Request: Return each line of the listing that contains the string "MAQUINA".

Dataset entries:

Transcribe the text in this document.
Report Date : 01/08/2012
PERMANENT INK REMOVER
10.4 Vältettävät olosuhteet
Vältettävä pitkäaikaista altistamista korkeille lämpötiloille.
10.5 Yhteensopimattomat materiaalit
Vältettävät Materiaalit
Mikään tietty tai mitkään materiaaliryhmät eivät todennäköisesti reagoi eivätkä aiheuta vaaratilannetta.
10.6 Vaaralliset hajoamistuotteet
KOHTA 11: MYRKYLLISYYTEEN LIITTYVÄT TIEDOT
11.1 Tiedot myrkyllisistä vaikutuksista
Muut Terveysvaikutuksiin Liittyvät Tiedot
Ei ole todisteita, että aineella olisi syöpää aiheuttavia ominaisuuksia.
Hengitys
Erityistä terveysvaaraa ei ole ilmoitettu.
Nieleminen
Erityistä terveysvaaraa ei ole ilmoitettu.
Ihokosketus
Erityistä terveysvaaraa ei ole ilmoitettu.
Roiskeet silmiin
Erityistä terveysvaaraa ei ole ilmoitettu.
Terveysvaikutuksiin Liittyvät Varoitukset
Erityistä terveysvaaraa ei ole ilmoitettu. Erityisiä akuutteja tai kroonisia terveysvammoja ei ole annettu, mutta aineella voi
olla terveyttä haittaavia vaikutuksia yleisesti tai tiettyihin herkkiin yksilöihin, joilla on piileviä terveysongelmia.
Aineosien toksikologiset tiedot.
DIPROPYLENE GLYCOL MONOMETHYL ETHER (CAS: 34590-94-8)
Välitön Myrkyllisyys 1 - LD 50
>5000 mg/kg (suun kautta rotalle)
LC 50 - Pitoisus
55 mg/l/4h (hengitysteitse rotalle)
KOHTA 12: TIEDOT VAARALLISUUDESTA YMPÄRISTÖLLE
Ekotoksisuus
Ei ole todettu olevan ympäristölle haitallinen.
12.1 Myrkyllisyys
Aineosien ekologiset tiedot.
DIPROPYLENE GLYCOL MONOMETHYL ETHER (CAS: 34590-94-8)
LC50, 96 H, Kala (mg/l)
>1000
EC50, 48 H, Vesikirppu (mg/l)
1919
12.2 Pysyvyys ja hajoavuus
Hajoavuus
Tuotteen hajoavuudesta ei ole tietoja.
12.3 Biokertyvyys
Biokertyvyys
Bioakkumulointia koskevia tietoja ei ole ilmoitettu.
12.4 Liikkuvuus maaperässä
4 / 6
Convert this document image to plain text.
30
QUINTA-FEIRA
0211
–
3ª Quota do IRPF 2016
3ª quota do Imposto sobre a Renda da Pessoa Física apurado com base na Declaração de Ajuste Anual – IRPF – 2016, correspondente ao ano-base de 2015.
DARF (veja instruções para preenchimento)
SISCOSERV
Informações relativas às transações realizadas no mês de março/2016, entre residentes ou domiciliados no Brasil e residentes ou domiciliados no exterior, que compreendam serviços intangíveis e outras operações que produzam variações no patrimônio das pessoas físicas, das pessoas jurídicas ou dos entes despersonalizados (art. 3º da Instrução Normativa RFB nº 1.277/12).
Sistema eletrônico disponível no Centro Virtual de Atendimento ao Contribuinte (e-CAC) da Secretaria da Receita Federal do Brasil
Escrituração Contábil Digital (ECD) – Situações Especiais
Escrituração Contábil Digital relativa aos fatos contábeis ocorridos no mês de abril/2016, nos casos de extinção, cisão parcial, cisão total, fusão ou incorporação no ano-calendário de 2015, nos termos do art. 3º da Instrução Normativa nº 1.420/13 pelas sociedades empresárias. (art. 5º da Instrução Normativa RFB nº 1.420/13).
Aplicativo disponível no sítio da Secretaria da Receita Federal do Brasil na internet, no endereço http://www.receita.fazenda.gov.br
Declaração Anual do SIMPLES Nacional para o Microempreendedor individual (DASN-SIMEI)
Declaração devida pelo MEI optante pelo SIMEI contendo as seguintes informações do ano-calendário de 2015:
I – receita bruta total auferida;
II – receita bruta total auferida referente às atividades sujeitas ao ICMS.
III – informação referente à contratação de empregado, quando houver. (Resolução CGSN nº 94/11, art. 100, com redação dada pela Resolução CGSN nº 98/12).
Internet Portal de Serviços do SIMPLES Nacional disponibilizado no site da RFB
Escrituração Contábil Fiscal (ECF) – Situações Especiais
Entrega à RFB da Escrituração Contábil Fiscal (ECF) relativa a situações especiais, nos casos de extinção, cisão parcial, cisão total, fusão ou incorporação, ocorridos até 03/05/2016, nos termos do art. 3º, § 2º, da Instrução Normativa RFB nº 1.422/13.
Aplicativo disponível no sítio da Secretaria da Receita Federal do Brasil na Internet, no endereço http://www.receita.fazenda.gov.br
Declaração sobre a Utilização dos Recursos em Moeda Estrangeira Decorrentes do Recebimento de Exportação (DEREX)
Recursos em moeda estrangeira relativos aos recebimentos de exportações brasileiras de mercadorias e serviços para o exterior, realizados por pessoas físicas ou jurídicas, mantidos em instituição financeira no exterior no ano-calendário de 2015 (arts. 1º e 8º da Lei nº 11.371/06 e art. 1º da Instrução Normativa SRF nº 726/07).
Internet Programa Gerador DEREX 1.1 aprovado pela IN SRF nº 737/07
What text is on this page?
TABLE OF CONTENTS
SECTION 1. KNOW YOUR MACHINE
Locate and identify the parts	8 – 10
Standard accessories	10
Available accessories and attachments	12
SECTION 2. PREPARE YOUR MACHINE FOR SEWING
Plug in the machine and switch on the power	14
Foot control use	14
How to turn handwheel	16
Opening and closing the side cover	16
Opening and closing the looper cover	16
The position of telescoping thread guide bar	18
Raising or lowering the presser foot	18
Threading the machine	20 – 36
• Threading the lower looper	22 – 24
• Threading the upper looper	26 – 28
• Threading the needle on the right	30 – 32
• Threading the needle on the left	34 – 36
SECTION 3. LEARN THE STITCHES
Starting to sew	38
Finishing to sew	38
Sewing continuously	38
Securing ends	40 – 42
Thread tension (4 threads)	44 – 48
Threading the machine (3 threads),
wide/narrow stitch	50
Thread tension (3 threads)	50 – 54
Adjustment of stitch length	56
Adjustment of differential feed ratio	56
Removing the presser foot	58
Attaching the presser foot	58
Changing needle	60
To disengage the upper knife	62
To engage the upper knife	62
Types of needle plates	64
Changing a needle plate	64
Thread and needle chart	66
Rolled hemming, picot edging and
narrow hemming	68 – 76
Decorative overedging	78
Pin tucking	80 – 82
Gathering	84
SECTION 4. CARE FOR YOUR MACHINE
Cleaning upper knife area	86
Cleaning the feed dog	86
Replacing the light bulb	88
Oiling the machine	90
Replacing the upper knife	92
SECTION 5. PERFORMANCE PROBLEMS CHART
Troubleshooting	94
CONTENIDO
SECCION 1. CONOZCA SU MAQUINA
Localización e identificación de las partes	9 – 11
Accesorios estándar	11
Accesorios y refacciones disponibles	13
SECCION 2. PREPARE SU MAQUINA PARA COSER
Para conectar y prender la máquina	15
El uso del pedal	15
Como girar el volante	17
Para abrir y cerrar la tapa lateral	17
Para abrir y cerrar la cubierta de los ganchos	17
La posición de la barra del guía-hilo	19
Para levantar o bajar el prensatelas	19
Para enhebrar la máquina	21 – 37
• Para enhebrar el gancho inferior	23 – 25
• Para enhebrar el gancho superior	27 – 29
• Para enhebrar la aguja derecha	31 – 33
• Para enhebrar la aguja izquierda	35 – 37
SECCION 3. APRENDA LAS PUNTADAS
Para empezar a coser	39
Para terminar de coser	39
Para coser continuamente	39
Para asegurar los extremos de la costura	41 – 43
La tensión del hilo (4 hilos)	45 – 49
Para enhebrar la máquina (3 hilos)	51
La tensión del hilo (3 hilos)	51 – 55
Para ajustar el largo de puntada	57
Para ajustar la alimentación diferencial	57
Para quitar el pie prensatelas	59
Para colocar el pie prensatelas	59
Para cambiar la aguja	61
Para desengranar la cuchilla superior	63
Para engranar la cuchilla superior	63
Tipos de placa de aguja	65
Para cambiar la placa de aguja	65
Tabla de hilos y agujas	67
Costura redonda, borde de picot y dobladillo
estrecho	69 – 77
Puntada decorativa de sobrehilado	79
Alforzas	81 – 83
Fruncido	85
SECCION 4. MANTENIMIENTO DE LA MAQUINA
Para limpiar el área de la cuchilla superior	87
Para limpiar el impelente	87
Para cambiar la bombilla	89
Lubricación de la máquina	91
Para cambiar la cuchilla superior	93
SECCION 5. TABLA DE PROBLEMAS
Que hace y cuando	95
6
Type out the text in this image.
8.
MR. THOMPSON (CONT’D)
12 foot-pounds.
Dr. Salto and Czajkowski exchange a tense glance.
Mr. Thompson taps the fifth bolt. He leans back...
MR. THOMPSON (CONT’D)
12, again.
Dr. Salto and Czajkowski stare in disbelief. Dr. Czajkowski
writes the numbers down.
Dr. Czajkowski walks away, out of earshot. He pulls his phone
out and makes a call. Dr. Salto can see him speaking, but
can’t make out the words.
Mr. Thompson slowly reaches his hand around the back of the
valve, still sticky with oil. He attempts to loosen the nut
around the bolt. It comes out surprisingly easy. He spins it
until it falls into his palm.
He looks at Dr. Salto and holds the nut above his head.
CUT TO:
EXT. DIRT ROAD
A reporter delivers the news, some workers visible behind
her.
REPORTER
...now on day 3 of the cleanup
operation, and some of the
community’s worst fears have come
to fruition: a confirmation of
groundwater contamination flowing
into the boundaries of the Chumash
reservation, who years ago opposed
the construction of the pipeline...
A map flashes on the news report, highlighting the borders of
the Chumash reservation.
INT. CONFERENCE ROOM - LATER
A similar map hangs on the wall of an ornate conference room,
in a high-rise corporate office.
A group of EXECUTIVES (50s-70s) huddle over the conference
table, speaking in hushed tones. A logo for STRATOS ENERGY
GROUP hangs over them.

Response for this exercise:
SECCION 1. CONOZCA SU MAQUINA
SECCION 2. PREPARE SU MAQUINA PARA COSER
SECCION 4. MANTENIMIENTO DE LA MAQUINA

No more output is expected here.